◆ **Raw data**:
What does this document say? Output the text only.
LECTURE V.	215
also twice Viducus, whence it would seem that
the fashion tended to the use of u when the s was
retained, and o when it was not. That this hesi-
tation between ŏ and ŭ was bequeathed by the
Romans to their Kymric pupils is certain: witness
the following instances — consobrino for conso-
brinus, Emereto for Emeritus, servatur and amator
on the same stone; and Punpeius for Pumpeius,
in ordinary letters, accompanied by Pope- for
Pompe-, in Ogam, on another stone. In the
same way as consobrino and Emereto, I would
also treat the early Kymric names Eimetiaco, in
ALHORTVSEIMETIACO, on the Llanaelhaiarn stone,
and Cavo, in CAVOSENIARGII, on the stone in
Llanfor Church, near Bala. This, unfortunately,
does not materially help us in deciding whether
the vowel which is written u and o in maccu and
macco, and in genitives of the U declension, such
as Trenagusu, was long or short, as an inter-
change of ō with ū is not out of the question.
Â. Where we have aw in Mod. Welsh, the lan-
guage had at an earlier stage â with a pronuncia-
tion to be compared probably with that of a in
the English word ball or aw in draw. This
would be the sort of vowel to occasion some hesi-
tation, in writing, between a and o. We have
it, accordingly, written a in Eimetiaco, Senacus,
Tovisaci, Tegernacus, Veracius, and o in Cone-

◆ **Directive**: Using the exact wording, write out all of the records.

◆ **The response**:
What does this document say? Output the text only.
LECTURE V.	215
also twice Viducus, whence it would seem that
the fashion tended to the use of u when the s was
retained, and o when it was not. That this hesi-
tation between ŏ and ŭ was bequeathed by the
Romans to their Kymric pupils is certain: witness
the following instances — consobrino for conso-
brinus, Emereto for Emeritus, servatur and amator
on the same stone; and Punpeius for Pumpeius,
in ordinary letters, accompanied by Pope- for
Pompe-, in Ogam, on another stone. In the
same way as consobrino and Emereto, I would
also treat the early Kymric names Eimetiaco, in
ALHORTVSEIMETIACO, on the Llanaelhaiarn stone,
and Cavo, in CAVOSENIARGII, on the stone in
Llanfor Church, near Bala. This, unfortunately,
does not materially help us in deciding whether
the vowel which is written u and o in maccu and
macco, and in genitives of the U declension, such
as Trenagusu, was long or short, as an inter-
change of ō with ū is not out of the question.
Â. Where we have aw in Mod. Welsh, the lan-
guage had at an earlier stage â with a pronuncia-
tion to be compared probably with that of a in
the English word ball or aw in draw. This
would be the sort of vowel to occasion some hesi-
tation, in writing, between a and o. We have
it, accordingly, written a in Eimetiaco, Senacus,
Tovisaci, Tegernacus, Veracius, and o in Cone-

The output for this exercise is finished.